> **Passage for review**:
------------

In 2013, Facebook said that the AngularJS of Google was slow and heavy, therefore, in that year, they introduced ReactJS to the developer community. But the ReactJS was only a library to create components and render these components onto the interface. The ReactJS did not have the ability to manage the state of applications. Soon afterward, the Facebook introduced a Javascript library called Flux helping to manage the state of applications, and it is the library created to support the React.
In that time, Dan Abramov researched the Flux of Facebook and ELM language. He was influenced by the ELM architecture, and found the complexity of the Flux. In May 2015 Dan Abramov announced a new library called Redux, which was based on the ELM architecture and eliminates the complexity of Flux.
ELM is a Functional Programming Language, affected very much from Haskell, and compiled directly into the JavaScript. In addition to being like the Haskell, the most prominence of the ELM is its architecture (ELM Architecture), which helps to develop Web applications in language with the FPL type (Functional Programming Language) more easily.

------------

> **Entries supplied**:

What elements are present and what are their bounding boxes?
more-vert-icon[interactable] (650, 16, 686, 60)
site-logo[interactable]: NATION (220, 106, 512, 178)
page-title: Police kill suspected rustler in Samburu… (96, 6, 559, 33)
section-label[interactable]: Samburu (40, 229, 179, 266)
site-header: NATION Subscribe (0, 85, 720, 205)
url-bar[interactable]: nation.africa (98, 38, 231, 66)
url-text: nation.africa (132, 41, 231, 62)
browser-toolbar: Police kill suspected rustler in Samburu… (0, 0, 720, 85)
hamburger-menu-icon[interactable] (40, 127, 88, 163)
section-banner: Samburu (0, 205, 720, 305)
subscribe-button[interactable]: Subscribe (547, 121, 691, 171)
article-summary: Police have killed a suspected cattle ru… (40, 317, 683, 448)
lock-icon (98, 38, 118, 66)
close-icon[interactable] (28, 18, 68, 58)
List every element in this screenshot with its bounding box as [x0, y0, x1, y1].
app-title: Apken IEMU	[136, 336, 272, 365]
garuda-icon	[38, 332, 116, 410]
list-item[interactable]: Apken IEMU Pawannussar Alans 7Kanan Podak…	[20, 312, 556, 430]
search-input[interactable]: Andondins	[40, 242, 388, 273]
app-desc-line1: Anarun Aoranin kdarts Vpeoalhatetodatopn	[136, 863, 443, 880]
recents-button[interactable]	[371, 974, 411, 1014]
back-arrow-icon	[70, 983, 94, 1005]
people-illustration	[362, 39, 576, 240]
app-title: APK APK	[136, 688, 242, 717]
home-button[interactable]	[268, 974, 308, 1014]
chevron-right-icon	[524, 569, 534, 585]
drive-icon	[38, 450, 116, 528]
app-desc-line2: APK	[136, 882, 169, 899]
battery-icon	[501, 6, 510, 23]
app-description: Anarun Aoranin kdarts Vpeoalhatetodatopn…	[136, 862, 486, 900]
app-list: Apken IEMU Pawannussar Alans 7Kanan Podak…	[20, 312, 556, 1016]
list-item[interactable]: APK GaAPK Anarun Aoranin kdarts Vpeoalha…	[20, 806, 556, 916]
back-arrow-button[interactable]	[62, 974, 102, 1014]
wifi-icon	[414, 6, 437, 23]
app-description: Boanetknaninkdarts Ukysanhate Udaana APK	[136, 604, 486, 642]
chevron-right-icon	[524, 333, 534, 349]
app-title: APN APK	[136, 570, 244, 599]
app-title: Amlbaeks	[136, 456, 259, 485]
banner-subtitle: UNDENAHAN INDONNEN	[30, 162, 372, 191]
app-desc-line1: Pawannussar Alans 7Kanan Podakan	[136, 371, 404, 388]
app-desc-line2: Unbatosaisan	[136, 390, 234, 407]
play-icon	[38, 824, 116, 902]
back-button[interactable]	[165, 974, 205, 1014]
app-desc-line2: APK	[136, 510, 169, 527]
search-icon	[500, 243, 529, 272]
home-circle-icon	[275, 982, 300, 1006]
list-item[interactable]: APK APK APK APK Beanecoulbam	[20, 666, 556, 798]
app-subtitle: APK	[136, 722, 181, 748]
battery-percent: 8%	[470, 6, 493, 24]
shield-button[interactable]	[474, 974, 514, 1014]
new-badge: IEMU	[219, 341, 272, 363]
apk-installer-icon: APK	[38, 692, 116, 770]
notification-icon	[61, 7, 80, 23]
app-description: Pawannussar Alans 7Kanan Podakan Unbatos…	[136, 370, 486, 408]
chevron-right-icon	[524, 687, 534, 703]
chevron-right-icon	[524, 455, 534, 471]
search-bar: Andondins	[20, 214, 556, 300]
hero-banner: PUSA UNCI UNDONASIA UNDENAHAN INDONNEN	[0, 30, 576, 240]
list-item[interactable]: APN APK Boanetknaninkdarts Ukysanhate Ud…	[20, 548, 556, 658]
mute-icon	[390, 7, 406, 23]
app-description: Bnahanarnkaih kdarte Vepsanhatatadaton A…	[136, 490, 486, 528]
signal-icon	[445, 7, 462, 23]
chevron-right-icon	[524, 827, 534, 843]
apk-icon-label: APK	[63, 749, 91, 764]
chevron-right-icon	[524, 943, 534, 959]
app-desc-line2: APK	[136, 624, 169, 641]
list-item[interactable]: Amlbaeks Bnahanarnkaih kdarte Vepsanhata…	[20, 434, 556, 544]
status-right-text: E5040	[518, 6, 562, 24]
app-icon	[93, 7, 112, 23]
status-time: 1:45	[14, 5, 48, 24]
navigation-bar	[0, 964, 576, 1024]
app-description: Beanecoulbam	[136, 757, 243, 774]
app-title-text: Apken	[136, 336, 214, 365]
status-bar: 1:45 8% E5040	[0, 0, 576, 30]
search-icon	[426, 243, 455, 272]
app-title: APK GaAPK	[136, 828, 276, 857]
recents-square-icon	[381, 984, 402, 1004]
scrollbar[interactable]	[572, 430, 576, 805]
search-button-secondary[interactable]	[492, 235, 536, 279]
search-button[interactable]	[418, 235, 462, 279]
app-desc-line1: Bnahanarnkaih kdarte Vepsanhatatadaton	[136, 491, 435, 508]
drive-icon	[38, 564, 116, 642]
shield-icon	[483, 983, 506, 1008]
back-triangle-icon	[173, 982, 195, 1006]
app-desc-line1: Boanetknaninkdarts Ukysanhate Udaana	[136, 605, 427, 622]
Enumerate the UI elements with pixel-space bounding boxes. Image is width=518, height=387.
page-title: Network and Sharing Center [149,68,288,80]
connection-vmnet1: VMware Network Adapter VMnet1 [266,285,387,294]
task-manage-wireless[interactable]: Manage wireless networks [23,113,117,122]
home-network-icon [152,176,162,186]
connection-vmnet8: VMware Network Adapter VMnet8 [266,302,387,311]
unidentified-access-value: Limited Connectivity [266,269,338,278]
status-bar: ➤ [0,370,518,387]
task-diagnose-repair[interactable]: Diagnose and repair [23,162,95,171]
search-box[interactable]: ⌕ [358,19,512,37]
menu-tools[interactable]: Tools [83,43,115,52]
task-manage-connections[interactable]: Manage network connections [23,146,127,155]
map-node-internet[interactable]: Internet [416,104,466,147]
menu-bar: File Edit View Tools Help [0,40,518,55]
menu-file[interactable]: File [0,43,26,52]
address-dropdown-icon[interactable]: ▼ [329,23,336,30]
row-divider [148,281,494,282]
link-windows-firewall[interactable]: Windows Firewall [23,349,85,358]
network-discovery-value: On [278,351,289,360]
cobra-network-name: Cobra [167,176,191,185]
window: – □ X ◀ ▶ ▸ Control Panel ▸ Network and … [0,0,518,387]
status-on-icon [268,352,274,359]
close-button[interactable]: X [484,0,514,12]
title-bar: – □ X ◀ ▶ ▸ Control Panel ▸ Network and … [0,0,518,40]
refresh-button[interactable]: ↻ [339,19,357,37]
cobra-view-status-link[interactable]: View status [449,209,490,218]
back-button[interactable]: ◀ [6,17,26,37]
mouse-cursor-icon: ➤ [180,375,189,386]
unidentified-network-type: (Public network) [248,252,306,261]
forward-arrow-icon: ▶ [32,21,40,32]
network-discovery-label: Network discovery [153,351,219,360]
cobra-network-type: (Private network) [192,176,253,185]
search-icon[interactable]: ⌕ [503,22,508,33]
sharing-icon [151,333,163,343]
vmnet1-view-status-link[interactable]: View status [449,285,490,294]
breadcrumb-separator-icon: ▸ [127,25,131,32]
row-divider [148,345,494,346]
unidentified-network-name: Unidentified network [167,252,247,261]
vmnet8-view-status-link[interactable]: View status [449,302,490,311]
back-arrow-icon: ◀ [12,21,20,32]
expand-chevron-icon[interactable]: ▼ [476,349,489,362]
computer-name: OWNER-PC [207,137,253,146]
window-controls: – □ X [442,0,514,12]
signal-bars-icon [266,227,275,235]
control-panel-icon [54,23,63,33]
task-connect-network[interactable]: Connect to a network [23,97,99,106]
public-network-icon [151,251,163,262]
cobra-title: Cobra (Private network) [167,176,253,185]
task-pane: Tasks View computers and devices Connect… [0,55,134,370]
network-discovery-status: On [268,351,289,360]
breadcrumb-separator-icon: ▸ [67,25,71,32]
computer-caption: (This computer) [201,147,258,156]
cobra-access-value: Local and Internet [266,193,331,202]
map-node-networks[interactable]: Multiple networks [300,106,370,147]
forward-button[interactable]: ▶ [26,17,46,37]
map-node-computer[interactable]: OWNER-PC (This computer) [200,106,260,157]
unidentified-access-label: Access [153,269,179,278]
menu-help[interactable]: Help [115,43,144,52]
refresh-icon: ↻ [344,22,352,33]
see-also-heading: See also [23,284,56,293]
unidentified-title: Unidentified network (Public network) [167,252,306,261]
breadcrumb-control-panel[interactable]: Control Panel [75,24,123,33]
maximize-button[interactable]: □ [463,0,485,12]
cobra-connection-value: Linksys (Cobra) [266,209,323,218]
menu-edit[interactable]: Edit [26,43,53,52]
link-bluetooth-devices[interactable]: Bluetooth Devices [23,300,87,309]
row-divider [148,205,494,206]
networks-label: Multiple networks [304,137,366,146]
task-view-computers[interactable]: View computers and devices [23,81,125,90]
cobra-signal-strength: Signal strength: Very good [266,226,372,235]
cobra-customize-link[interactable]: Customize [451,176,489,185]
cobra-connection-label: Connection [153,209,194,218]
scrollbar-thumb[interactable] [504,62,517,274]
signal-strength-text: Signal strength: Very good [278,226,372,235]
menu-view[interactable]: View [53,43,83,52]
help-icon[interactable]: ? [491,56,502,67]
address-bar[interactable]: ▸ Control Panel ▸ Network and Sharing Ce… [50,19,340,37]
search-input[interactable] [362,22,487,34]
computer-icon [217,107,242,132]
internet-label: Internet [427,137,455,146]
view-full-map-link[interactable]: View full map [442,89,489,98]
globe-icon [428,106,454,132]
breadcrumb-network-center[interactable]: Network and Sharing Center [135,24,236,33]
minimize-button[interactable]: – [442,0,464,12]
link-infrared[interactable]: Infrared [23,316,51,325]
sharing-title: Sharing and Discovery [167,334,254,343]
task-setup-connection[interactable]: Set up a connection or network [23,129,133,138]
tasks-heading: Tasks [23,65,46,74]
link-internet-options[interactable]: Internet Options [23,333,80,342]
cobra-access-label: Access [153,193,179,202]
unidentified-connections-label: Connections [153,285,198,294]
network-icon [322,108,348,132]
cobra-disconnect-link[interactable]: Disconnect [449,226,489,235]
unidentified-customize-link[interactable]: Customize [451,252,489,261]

------------

> **Questions**:
1. Decide whether each statement below agrees with the passage on the origins of Redux, answering yes or no and quoting the words of the passage that settle it: (a) ReactJS could manage the state of applications on its own. (b) Dan Abramov announced Redux in May 2015. (c) ELM is compiled directly into JavaScript.
2. List every item that the passage on the origins of Redux calls a library.
3. Proceed with the passage on the origins of Redux, picking up after its final sentence.

> **Answers below**:
1.
(a) No: "The ReactJS did not have the ability to manage the state of applications."
(b) Yes: "In May 2015 Dan Abramov announced a new library called Redux"
(c) Yes: "compiled directly into the JavaScript"

2. ReactJS, Flux, Redux

3.
After its birth, the Redux caused a great resound and immediately attracted the attention of the React community and even Facebook also invited Dan Abramov to work. At present both the Redux and Flux exist in parallel, but the Redux is popular and more widely used.
Flux vs Redux:
In the term of endusers, when they interact on the interface of application, they are only interested in the result of such act. But in fact, very many processes occur. OK, now, we will analyze the architecture of Flux and Redux  to understand these processes more.

2- Architecture of Flux

Flux's architecture was introduced for the first time at the Facebook F8 conference in 2014 by Bill Fisher and Jing Chen. The idea re-defined the MVVM (Model View - View Model) model widely used previously with the "unidirectional data flow" concept.
Actions and events in the Flux will pass a "closed circuit" with the following form:
  • USER INTERFACE — action —> DISPATCHER — action —> STORES — notify changes —> USER INTERFACE
Below is the illustration of the general architectures of the FLUX:

// Action object example:
  type: 'ADD_TODO',
  payload: {
    title: 'Do something.',
    priority: 'HIGH',
    completed: false
The parts in the architecture of the FLUX:
VIEW: a hierarchical composition of React Components.
ACTION is a pure object created to store information related to a user's event (click on the interface). It includes the information such as: type of action, time of occurence, location of occurence, its coordinates and which state it aims to change.
DISPATCHER: The only point of the application to receive Action objects to be handled.
STORE: Store listens to Actions, manages data and the status of application. The Stores bases on the action objects to respond to the corresponding INTERFACE USER.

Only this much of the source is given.